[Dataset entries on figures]
------------------------------------------------------------
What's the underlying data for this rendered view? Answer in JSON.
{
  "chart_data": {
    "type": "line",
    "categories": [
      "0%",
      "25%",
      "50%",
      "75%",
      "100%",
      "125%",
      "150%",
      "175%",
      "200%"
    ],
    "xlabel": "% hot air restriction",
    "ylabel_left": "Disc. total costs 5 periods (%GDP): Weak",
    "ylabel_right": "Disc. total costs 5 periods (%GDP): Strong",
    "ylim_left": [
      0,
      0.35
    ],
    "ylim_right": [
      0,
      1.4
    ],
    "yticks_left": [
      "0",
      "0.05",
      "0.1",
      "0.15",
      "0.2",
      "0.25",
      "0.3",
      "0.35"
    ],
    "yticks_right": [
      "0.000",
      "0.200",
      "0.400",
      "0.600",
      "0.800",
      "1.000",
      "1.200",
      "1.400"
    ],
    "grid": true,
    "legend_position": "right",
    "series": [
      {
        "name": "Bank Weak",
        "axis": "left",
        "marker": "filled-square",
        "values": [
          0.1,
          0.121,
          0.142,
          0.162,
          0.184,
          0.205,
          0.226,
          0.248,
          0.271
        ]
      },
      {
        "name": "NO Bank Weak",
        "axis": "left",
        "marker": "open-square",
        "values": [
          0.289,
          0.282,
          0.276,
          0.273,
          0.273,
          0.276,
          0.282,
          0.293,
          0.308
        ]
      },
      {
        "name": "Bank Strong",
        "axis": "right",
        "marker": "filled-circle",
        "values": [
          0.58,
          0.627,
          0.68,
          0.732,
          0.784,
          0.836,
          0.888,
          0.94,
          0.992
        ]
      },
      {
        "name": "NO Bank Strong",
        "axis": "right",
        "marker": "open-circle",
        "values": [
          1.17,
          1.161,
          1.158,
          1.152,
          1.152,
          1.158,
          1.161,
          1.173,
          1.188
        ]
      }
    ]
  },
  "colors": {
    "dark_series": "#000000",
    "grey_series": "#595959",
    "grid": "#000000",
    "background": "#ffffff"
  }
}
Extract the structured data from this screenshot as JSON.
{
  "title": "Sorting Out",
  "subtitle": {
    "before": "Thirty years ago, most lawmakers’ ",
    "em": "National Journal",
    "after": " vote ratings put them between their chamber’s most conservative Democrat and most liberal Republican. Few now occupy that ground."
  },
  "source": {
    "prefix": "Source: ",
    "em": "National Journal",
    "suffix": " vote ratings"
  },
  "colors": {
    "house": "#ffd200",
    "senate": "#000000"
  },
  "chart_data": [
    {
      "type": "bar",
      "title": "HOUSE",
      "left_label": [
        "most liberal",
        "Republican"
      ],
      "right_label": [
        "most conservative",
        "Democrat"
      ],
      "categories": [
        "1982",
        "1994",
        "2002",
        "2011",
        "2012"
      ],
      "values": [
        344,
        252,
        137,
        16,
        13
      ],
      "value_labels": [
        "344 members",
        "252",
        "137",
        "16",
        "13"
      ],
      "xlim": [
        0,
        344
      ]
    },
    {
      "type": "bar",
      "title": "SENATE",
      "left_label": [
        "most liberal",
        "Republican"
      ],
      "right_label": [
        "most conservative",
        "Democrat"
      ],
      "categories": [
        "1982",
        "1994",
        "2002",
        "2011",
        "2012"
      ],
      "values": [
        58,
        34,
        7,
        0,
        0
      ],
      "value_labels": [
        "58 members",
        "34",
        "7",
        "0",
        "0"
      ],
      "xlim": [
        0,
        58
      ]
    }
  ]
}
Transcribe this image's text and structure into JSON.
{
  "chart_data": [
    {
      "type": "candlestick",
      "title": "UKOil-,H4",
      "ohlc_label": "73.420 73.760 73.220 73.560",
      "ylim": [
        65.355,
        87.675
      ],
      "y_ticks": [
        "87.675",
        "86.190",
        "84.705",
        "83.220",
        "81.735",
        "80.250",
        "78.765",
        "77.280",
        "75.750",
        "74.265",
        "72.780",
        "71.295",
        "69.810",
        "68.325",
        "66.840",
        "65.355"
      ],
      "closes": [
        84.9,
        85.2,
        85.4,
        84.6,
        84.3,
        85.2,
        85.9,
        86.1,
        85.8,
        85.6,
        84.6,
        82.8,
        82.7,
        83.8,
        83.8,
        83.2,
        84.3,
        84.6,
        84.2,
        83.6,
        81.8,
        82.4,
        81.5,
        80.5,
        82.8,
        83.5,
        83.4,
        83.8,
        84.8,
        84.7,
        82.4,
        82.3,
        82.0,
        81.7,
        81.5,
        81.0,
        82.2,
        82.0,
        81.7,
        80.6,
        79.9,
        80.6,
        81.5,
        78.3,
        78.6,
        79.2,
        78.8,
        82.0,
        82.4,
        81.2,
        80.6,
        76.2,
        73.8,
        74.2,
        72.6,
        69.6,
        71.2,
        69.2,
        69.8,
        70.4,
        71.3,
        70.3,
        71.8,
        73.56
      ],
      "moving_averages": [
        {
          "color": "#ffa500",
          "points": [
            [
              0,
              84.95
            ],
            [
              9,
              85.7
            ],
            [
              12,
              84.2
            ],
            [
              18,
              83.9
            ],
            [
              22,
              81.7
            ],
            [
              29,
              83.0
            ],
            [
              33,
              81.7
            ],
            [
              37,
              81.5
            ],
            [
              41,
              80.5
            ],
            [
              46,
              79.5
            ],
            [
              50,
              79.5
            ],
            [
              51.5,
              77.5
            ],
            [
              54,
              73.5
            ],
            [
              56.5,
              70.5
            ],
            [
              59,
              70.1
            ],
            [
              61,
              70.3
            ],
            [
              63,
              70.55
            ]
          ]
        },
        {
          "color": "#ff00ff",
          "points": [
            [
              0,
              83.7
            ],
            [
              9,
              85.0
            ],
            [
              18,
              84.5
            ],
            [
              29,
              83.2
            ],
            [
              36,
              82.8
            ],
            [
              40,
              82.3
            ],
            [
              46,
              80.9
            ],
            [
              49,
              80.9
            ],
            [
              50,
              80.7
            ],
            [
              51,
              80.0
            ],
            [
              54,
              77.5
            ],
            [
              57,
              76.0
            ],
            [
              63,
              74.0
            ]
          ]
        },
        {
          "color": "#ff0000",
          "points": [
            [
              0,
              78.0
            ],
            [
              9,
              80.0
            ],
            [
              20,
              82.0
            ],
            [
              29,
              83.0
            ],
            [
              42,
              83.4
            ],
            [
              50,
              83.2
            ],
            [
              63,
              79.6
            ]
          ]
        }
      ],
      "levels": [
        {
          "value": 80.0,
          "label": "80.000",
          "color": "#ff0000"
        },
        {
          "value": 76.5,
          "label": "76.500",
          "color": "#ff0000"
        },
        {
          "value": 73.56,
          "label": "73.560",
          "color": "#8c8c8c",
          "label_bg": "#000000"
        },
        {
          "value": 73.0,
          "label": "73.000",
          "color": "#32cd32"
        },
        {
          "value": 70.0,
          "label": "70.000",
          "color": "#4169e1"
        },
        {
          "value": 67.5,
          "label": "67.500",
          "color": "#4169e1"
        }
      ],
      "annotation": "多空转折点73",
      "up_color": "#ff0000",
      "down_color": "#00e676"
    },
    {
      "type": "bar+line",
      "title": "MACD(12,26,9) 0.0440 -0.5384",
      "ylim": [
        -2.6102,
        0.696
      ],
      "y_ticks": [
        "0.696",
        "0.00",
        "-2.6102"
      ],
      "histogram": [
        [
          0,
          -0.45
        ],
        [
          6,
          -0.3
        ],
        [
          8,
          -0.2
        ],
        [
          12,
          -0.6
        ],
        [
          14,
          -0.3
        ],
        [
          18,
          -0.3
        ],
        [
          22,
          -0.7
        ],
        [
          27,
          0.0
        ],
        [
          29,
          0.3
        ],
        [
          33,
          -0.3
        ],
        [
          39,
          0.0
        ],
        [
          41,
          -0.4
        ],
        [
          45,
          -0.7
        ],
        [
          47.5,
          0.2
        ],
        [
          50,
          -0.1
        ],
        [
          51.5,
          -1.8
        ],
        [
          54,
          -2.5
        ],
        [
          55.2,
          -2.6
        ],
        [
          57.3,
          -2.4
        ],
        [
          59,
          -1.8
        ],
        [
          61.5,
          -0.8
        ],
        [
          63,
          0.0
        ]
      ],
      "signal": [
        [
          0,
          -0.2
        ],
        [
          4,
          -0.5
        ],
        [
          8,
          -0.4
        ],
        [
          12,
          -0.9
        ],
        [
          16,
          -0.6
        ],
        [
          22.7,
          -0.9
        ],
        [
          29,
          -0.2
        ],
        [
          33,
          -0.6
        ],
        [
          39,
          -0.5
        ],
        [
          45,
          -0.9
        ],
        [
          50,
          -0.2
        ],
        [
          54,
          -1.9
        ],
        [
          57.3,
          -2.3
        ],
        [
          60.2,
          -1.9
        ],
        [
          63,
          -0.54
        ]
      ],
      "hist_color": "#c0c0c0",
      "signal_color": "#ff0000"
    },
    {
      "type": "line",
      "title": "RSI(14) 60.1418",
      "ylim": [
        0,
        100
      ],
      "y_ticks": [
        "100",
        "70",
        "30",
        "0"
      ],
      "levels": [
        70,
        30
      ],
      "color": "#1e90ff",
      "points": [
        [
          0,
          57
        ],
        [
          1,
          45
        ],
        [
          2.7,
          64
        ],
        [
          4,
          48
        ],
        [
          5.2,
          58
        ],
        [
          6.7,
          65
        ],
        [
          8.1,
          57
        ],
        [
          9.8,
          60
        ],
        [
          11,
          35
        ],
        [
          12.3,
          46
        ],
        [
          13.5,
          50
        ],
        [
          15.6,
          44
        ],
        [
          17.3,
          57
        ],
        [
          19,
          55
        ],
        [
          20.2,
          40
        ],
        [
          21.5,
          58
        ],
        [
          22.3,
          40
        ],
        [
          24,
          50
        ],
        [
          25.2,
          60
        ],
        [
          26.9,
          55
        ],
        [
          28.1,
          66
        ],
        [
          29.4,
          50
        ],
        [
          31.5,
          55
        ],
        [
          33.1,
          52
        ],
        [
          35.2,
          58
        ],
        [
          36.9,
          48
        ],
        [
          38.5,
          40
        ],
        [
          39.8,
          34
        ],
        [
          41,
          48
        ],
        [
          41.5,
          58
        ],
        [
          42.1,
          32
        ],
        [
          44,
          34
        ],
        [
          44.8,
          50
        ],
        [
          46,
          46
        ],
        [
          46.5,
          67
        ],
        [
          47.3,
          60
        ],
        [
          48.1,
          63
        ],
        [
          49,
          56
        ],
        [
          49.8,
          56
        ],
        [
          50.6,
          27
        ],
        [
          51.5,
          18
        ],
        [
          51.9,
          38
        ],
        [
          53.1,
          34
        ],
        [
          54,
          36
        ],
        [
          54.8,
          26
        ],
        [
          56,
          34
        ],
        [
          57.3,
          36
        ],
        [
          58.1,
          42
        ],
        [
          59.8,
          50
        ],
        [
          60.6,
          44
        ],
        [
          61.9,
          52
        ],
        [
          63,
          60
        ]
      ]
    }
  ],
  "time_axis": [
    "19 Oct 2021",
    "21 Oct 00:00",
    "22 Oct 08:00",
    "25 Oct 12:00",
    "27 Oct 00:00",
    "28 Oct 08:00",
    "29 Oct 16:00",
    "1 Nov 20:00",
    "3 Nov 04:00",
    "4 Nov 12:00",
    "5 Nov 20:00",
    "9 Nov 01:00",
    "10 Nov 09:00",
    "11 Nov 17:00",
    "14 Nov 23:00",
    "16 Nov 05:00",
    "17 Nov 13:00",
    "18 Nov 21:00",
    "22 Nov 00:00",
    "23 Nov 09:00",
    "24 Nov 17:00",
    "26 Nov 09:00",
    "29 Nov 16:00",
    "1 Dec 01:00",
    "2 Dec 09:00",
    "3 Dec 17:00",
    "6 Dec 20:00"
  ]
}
------------------------------------------------------------
> **Task prompt**
Copy every line of the data that holds the string "type".

> **Result for this exercise**
    "type": "line",
      "type": "bar",
      "type": "bar",
      "type": "candlestick",
      "type": "bar+line",
      "type": "line",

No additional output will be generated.